# [Stated task]
Arrange the rows from the line with "signal-marker-bottom (559, 478, 567, 486)" to the line with "volume-bar (882, 509, 885, 525)" as a numbered list, both ends included and blank lines left out.

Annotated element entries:

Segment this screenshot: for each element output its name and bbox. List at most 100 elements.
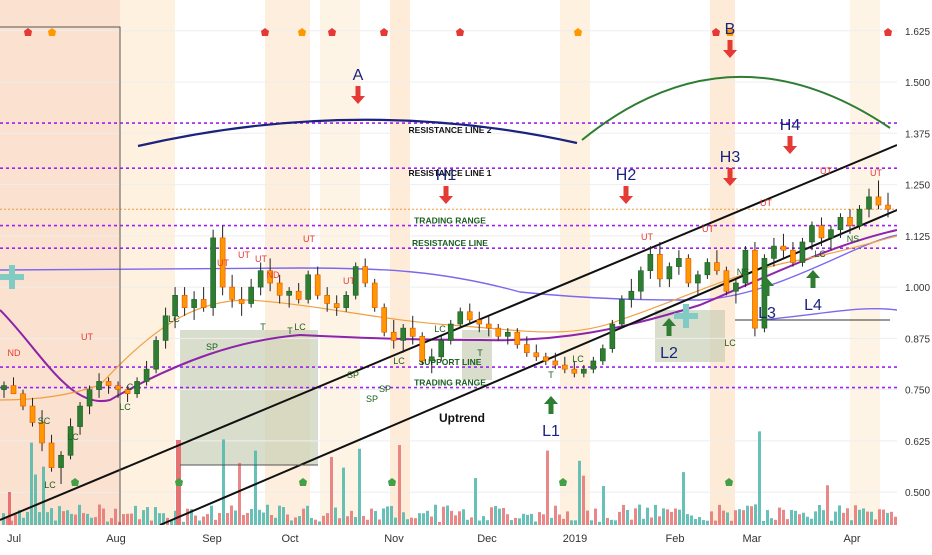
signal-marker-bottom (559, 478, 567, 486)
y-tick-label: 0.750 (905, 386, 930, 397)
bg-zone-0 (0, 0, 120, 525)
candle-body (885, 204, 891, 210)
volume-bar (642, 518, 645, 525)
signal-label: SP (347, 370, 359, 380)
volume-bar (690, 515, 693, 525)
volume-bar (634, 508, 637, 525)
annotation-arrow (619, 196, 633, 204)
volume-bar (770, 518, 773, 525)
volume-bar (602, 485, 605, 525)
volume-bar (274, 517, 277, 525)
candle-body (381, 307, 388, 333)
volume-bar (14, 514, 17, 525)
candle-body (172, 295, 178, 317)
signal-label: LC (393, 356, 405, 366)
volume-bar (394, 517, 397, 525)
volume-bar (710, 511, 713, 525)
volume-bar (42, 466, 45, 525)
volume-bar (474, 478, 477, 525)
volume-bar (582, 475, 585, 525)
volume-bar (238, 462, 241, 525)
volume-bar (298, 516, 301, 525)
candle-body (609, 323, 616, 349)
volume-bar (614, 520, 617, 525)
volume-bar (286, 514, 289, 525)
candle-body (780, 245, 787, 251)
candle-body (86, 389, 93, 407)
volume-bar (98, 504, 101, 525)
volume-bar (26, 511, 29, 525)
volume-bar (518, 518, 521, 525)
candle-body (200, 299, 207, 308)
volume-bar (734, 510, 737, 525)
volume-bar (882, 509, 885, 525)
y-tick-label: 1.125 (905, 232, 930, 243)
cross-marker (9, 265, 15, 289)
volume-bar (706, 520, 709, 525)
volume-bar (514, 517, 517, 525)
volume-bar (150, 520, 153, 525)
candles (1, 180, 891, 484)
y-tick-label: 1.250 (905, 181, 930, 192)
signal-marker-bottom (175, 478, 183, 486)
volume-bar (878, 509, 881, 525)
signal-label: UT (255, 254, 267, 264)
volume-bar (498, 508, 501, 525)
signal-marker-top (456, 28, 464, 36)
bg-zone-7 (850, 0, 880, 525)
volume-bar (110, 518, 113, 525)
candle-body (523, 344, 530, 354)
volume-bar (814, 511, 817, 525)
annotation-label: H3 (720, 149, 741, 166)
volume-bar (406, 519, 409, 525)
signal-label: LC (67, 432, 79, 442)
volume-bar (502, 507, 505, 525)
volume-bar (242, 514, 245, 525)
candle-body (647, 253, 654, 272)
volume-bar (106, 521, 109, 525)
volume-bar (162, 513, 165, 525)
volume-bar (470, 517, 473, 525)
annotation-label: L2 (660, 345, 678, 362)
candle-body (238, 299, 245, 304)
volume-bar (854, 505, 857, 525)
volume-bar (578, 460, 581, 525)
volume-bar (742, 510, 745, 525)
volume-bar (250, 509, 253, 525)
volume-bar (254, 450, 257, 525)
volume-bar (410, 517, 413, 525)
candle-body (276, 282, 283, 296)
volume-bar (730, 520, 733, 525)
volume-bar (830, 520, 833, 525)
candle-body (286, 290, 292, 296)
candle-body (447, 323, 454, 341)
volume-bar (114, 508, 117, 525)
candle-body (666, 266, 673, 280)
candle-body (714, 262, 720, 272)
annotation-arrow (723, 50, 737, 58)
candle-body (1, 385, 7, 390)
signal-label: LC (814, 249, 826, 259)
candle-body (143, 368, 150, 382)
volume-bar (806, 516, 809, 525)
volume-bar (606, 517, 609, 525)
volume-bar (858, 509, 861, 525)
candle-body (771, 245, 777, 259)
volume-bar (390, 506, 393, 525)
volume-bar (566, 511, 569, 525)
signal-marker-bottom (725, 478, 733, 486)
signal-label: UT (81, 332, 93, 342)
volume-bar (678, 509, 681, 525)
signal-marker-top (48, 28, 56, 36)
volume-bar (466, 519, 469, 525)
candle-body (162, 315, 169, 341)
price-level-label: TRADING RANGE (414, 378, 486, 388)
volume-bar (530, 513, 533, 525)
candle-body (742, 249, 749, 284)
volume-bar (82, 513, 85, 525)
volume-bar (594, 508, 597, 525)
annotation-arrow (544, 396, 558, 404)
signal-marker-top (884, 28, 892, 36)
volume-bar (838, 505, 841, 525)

# [Full response]
1. signal-marker-bottom (559, 478, 567, 486)
2. y-tick-label: 0.750 (905, 386, 930, 397)
3. bg-zone-0 (0, 0, 120, 525)
4. candle-body (885, 204, 891, 210)
5. volume-bar (642, 518, 645, 525)
6. signal-label: SP (347, 370, 359, 380)
7. volume-bar (690, 515, 693, 525)
8. volume-bar (634, 508, 637, 525)
9. annotation-arrow (619, 196, 633, 204)
10. volume-bar (770, 518, 773, 525)
11. volume-bar (602, 485, 605, 525)
12. volume-bar (274, 517, 277, 525)
13. candle-body (381, 307, 388, 333)
14. volume-bar (14, 514, 17, 525)
15. candle-body (172, 295, 178, 317)
16. signal-label: LC (393, 356, 405, 366)
17. volume-bar (394, 517, 397, 525)
18. volume-bar (710, 511, 713, 525)
19. volume-bar (42, 466, 45, 525)
20. volume-bar (474, 478, 477, 525)
21. volume-bar (582, 475, 585, 525)
22. volume-bar (238, 462, 241, 525)
23. volume-bar (298, 516, 301, 525)
24. candle-body (609, 323, 616, 349)
25. volume-bar (614, 520, 617, 525)
26. volume-bar (286, 514, 289, 525)
27. candle-body (780, 245, 787, 251)
28. candle-body (86, 389, 93, 407)
29. volume-bar (98, 504, 101, 525)
30. volume-bar (26, 511, 29, 525)
31. volume-bar (518, 518, 521, 525)
32. candle-body (200, 299, 207, 308)
33. volume-bar (734, 510, 737, 525)
34. volume-bar (882, 509, 885, 525)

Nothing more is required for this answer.